PROBLEM TO WORK ON> Write out the listing below exactly, and omit any images you find in it.
━━ DATA PROVIDED ━━
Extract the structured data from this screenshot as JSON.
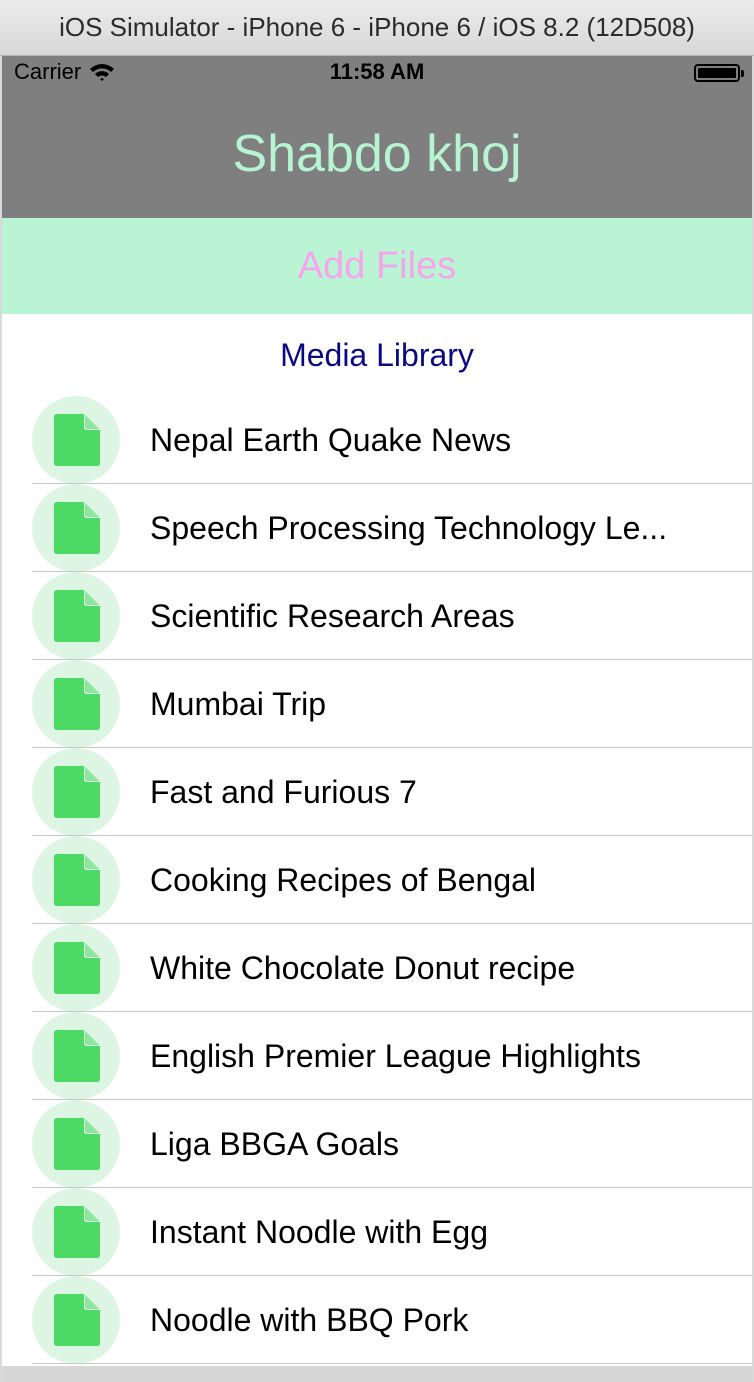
{
  "window": {
    "title": "iOS Simulator - iPhone 6 - iPhone 6 / iOS 8.2 (12D508)"
  },
  "status_bar": {
    "carrier": "Carrier",
    "time": "11:58 AM",
    "icons": [
      "wifi-icon",
      "battery-icon"
    ]
  },
  "nav": {
    "title": "Shabdo khoj"
  },
  "actions": {
    "add_files_label": "Add Files"
  },
  "section": {
    "header": "Media Library"
  },
  "files": [
    {
      "title": "Nepal Earth Quake News",
      "icon": "document-icon"
    },
    {
      "title": "Speech Processing Technology Le...",
      "icon": "document-icon"
    },
    {
      "title": "Scientific Research Areas",
      "icon": "document-icon"
    },
    {
      "title": "Mumbai Trip",
      "icon": "document-icon"
    },
    {
      "title": "Fast and Furious 7",
      "icon": "document-icon"
    },
    {
      "title": "Cooking Recipes of Bengal",
      "icon": "document-icon"
    },
    {
      "title": "White Chocolate Donut recipe",
      "icon": "document-icon"
    },
    {
      "title": "English Premier League Highlights",
      "icon": "document-icon"
    },
    {
      "title": "Liga BBGA Goals",
      "icon": "document-icon"
    },
    {
      "title": "Instant Noodle with Egg",
      "icon": "document-icon"
    },
    {
      "title": "Noodle with BBQ Pork",
      "icon": "document-icon"
    }
  ],
  "colors": {
    "nav_background": "#7f7f7f",
    "nav_title": "#b6f4d2",
    "add_files_background": "#b9f5d4",
    "add_files_text": "#f6a5ea",
    "section_header_text": "#0a0a84",
    "icon_circle": "#dcf6e3",
    "icon_doc": "#4cd964"
  }
}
━━━
IN RESPONSE>
Extract the structured data from this screenshot as JSON.
{
  "window": {
    "title": "iOS Simulator - iPhone 6 - iPhone 6 / iOS 8.2 (12D508)"
  },
  "status_bar": {
    "carrier": "Carrier",
    "time": "11:58 AM",
    "icons": [
      "wifi-icon",
      "battery-icon"
    ]
  },
  "nav": {
    "title": "Shabdo khoj"
  },
  "actions": {
    "add_files_label": "Add Files"
  },
  "section": {
    "header": "Media Library"
  },
  "files": [
    {
      "title": "Nepal Earth Quake News",
      "icon": "document-icon"
    },
    {
      "title": "Speech Processing Technology Le...",
      "icon": "document-icon"
    },
    {
      "title": "Scientific Research Areas",
      "icon": "document-icon"
    },
    {
      "title": "Mumbai Trip",
      "icon": "document-icon"
    },
    {
      "title": "Fast and Furious 7",
      "icon": "document-icon"
    },
    {
      "title": "Cooking Recipes of Bengal",
      "icon": "document-icon"
    },
    {
      "title": "White Chocolate Donut recipe",
      "icon": "document-icon"
    },
    {
      "title": "English Premier League Highlights",
      "icon": "document-icon"
    },
    {
      "title": "Liga BBGA Goals",
      "icon": "document-icon"
    },
    {
      "title": "Instant Noodle with Egg",
      "icon": "document-icon"
    },
    {
      "title": "Noodle with BBQ Pork",
      "icon": "document-icon"
    }
  ],
  "colors": {
    "nav_background": "#7f7f7f",
    "nav_title": "#b6f4d2",
    "add_files_background": "#b9f5d4",
    "add_files_text": "#f6a5ea",
    "section_header_text": "#0a0a84",
    "icon_circle": "#dcf6e3",
    "icon_doc": "#4cd964"
  }
}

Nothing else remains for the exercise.